**WRITTEN REQUEST:**
Pick out all lines with the word "this" from the records that follow.

==== DATA SUPPLIED ====

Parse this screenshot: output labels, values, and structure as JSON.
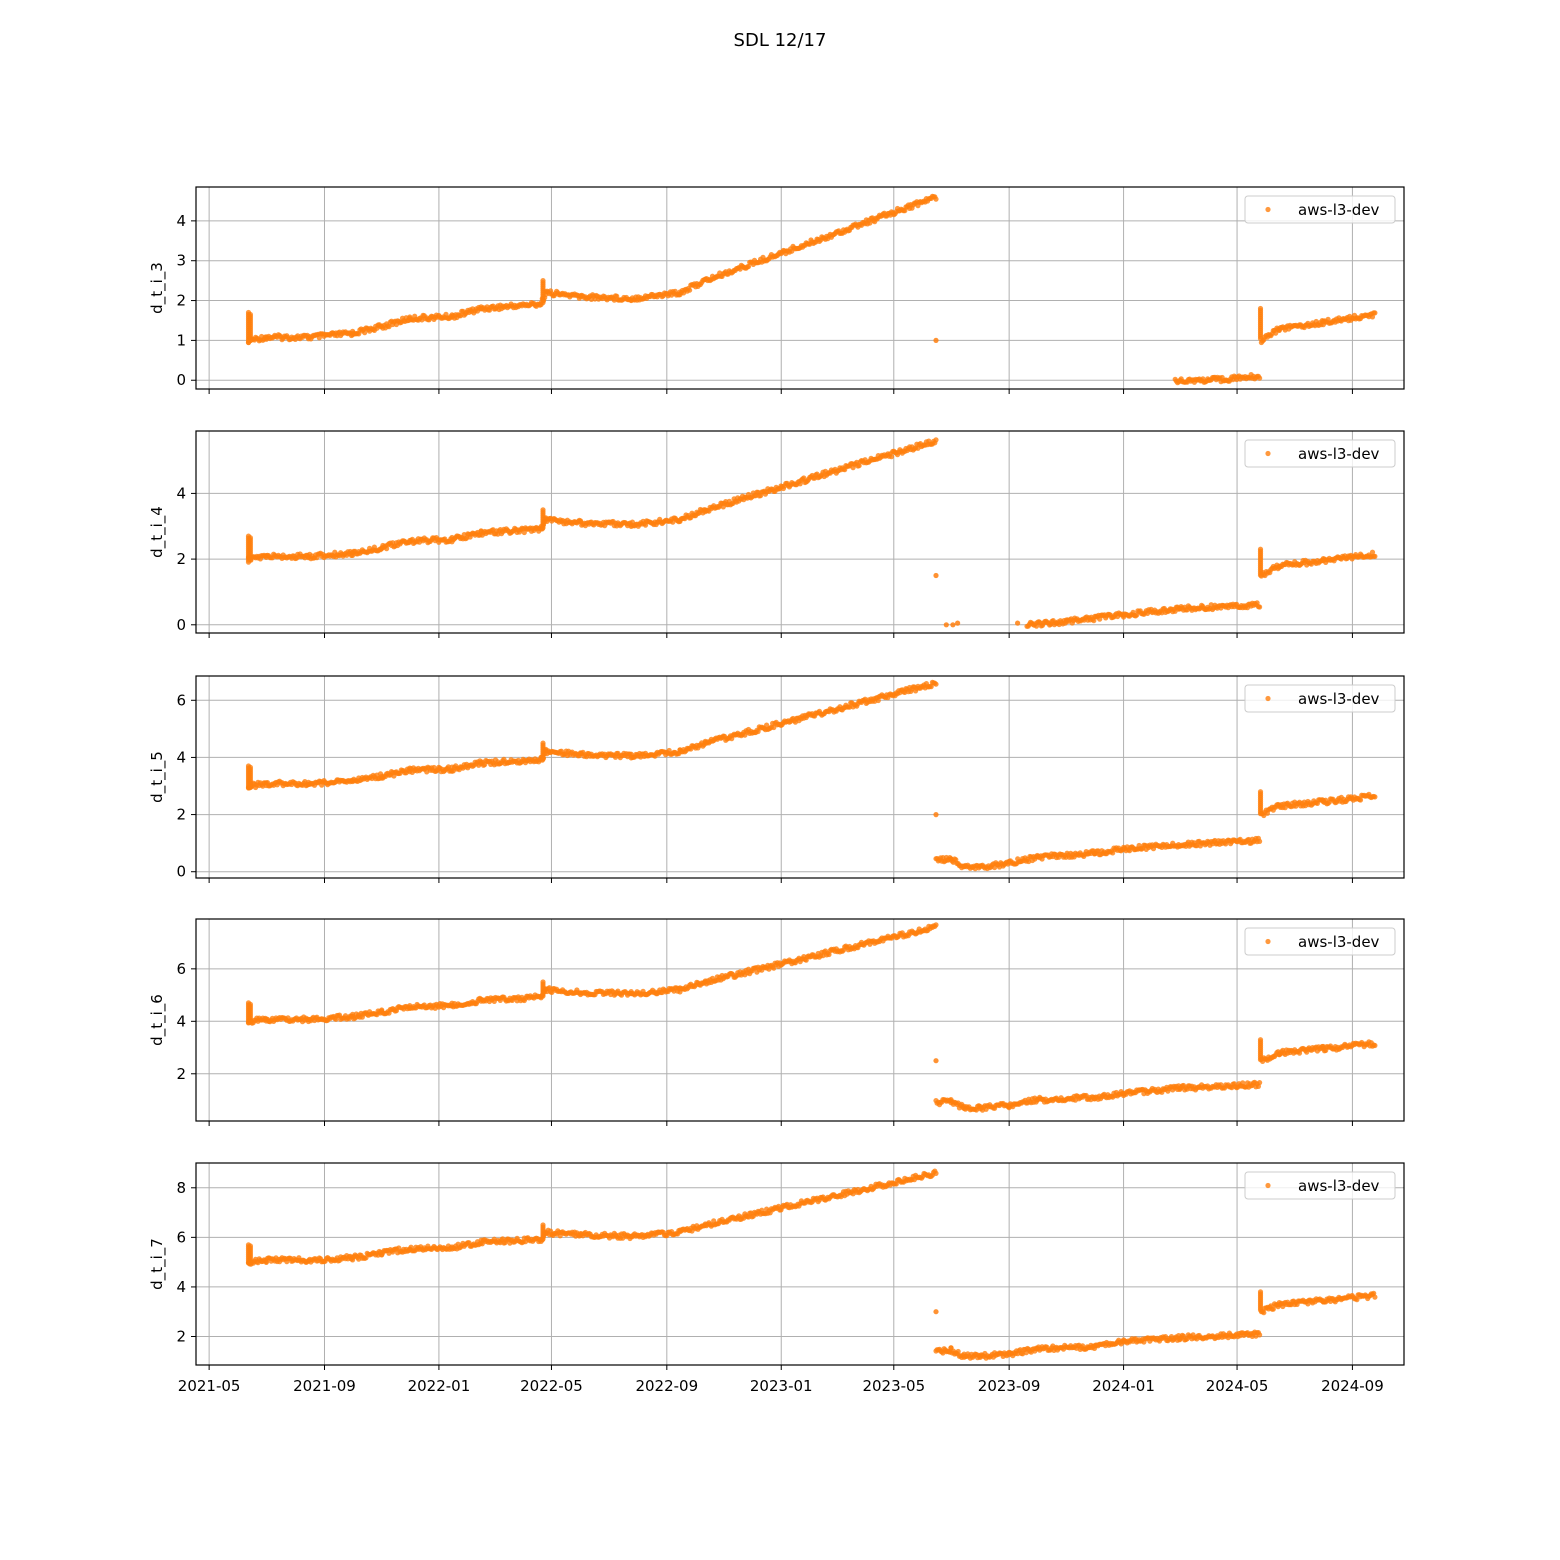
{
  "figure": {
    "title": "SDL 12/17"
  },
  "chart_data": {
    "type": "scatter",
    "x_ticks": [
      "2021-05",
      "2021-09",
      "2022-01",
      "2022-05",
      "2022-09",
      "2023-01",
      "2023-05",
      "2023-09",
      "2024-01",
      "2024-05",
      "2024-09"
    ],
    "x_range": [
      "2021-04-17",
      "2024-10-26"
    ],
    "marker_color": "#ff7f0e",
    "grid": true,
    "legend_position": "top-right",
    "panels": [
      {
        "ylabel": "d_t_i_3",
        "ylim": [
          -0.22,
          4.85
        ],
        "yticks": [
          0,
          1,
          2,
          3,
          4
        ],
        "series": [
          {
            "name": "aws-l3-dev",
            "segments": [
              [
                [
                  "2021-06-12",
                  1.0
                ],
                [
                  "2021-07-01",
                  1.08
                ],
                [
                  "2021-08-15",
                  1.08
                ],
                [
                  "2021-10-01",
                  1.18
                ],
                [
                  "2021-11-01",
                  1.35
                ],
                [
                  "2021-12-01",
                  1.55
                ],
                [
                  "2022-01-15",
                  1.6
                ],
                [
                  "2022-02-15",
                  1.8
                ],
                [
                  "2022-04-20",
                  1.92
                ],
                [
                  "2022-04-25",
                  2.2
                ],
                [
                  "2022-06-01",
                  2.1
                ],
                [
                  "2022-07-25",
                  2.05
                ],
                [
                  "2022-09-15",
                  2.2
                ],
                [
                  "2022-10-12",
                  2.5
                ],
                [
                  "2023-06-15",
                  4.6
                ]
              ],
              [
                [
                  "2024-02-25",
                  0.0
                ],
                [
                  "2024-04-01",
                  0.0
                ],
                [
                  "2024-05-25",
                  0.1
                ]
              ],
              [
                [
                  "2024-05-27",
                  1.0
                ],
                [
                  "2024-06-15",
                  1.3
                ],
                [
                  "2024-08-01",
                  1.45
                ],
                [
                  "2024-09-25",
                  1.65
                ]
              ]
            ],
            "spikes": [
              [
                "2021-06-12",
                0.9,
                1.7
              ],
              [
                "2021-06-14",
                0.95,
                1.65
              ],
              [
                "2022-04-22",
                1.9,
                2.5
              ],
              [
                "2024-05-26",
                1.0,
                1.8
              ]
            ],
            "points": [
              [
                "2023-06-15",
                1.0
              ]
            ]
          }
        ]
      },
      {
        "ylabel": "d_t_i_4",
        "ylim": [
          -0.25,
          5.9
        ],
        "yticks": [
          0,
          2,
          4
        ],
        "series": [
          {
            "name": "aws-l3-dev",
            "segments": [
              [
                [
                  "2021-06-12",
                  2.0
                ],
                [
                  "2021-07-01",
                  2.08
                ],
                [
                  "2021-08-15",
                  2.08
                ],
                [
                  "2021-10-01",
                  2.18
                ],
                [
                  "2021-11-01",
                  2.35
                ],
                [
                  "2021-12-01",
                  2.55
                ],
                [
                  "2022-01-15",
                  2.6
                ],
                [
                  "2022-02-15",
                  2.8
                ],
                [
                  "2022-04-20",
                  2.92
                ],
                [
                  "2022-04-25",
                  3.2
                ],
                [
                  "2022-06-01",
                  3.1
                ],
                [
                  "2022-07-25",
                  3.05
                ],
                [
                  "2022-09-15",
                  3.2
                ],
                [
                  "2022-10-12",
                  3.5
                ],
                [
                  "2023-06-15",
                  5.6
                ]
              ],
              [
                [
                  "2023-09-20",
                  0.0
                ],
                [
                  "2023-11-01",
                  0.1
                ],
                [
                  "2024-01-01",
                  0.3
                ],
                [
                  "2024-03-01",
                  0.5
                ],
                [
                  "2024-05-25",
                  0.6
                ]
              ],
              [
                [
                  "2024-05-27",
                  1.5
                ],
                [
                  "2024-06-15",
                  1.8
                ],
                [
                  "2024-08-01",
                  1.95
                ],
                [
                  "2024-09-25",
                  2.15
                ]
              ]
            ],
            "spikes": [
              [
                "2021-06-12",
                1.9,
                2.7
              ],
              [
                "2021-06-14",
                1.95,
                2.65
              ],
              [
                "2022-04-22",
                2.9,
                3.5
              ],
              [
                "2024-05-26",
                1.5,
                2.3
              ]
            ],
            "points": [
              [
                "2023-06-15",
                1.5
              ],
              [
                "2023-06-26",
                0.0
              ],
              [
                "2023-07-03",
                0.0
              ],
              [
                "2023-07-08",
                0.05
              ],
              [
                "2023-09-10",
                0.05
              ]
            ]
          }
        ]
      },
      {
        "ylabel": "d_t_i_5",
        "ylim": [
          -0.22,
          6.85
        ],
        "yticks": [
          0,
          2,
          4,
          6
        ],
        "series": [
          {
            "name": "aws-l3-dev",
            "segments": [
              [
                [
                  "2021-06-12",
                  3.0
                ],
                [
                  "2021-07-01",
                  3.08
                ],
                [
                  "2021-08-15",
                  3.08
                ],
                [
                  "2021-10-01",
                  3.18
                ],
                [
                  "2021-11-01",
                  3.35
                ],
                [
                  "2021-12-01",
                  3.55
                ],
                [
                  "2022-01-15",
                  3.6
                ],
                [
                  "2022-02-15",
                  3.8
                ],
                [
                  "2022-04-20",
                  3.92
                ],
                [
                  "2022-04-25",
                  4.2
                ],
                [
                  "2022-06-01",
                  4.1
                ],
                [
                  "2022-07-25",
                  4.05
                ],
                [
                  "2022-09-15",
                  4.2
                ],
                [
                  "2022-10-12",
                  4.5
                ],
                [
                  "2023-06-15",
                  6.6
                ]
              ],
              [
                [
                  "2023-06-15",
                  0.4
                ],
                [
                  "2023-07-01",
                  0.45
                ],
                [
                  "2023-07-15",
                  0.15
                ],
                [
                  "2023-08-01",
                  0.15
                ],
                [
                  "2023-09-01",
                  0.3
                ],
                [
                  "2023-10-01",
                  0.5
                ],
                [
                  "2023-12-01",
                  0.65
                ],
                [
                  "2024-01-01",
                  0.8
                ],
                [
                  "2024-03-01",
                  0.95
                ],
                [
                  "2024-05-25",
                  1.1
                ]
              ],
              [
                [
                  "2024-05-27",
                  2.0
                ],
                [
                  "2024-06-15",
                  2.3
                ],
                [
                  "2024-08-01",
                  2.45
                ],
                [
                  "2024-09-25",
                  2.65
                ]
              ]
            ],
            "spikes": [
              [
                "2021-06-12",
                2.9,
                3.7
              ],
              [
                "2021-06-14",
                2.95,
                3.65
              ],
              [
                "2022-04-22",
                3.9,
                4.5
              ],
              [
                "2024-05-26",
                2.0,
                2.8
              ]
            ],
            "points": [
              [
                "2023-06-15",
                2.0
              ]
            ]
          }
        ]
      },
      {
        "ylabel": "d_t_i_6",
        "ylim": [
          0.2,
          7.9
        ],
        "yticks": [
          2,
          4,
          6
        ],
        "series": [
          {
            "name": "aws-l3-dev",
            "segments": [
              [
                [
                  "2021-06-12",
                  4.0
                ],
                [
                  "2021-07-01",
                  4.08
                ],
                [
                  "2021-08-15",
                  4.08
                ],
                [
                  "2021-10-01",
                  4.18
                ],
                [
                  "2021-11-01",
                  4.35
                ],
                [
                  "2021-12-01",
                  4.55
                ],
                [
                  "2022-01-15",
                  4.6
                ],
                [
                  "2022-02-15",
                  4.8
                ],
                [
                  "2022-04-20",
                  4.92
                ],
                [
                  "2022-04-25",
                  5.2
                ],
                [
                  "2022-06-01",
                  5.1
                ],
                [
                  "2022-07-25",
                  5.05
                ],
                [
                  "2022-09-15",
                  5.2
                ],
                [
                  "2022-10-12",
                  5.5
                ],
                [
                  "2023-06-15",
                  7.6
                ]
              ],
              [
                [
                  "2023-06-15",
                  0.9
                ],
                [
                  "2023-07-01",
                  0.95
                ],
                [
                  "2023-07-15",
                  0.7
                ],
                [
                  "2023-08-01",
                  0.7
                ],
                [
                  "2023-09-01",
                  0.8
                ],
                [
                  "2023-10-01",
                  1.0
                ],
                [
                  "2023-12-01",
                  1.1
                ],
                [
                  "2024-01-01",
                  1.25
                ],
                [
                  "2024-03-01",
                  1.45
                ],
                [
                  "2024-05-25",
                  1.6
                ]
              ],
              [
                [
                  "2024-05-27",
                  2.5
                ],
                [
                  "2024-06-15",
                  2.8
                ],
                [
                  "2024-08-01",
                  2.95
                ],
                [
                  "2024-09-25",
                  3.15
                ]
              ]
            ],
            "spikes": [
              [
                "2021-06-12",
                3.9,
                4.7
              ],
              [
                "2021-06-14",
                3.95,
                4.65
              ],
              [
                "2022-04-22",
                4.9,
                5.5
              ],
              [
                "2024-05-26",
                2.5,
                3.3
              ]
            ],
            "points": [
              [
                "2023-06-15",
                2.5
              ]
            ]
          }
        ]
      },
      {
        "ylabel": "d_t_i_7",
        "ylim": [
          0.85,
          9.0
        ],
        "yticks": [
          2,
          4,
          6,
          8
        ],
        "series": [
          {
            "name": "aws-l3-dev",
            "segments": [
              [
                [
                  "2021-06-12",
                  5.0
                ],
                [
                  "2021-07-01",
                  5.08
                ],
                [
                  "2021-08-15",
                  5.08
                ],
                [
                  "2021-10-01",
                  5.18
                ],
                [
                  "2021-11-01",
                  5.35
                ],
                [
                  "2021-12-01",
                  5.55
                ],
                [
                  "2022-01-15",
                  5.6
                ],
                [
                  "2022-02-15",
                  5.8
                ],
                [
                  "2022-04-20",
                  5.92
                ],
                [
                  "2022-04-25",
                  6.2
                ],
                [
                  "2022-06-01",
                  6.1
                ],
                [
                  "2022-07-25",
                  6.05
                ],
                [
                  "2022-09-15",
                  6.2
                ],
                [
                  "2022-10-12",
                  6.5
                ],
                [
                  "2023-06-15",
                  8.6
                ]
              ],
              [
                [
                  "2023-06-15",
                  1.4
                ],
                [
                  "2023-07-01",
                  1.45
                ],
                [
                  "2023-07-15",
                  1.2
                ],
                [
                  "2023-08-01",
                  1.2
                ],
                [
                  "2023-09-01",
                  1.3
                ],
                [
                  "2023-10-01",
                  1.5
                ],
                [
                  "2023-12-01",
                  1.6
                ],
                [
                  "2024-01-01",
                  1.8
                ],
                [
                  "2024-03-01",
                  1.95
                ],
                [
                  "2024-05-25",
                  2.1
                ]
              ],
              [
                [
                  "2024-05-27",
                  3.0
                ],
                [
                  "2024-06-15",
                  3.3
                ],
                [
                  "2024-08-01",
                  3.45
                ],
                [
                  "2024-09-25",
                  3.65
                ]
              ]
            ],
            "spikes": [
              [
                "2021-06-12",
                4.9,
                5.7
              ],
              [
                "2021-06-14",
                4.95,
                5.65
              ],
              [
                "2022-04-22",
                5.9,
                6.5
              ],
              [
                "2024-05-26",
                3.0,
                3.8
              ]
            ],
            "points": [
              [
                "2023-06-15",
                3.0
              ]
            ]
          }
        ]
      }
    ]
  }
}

====
==== DATA SUPPLIED ====

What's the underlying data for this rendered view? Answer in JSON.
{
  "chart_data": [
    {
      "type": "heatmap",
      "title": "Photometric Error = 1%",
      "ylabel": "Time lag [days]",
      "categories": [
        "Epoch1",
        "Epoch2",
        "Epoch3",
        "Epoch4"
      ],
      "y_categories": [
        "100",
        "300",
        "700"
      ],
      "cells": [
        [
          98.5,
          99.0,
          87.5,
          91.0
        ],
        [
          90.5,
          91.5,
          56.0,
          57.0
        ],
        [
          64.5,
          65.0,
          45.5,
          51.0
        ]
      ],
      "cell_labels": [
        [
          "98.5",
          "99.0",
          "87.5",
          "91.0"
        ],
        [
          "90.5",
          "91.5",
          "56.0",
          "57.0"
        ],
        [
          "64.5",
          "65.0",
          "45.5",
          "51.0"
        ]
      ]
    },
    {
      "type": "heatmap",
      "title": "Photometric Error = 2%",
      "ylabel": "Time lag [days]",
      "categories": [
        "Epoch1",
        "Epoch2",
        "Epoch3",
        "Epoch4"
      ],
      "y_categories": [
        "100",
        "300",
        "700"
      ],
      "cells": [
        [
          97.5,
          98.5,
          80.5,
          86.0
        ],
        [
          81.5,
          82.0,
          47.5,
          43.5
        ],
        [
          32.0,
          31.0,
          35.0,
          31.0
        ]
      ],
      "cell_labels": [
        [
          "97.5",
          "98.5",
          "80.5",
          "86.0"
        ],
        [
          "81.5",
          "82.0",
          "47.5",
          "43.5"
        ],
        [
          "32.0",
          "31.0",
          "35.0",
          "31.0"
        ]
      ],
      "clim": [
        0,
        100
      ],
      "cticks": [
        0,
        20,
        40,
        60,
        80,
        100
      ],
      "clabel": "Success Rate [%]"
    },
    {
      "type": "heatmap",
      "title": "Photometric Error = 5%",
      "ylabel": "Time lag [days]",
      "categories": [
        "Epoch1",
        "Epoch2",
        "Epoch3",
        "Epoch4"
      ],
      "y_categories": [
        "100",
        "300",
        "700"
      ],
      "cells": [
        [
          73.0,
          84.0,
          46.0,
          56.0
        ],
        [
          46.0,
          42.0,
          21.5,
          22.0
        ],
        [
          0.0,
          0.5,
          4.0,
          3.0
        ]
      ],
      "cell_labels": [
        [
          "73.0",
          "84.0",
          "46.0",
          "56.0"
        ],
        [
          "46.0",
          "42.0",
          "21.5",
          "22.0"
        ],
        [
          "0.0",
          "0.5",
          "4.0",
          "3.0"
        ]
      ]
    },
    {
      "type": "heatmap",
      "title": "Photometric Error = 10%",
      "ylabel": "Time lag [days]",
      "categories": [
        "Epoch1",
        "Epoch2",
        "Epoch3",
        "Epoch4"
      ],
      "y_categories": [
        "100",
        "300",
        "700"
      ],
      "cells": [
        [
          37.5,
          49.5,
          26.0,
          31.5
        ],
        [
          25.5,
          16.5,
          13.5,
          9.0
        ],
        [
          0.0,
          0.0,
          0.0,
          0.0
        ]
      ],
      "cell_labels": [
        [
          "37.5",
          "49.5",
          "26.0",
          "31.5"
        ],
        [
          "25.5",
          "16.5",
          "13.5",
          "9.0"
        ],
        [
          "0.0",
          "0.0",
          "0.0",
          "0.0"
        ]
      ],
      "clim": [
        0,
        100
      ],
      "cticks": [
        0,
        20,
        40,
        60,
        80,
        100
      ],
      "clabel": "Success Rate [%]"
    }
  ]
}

====

**COMPLETED TASK:**
Parse this screenshot: output labels, values, and structure as JSON.
What's the underlying data for this rendered view? Answer in JSON.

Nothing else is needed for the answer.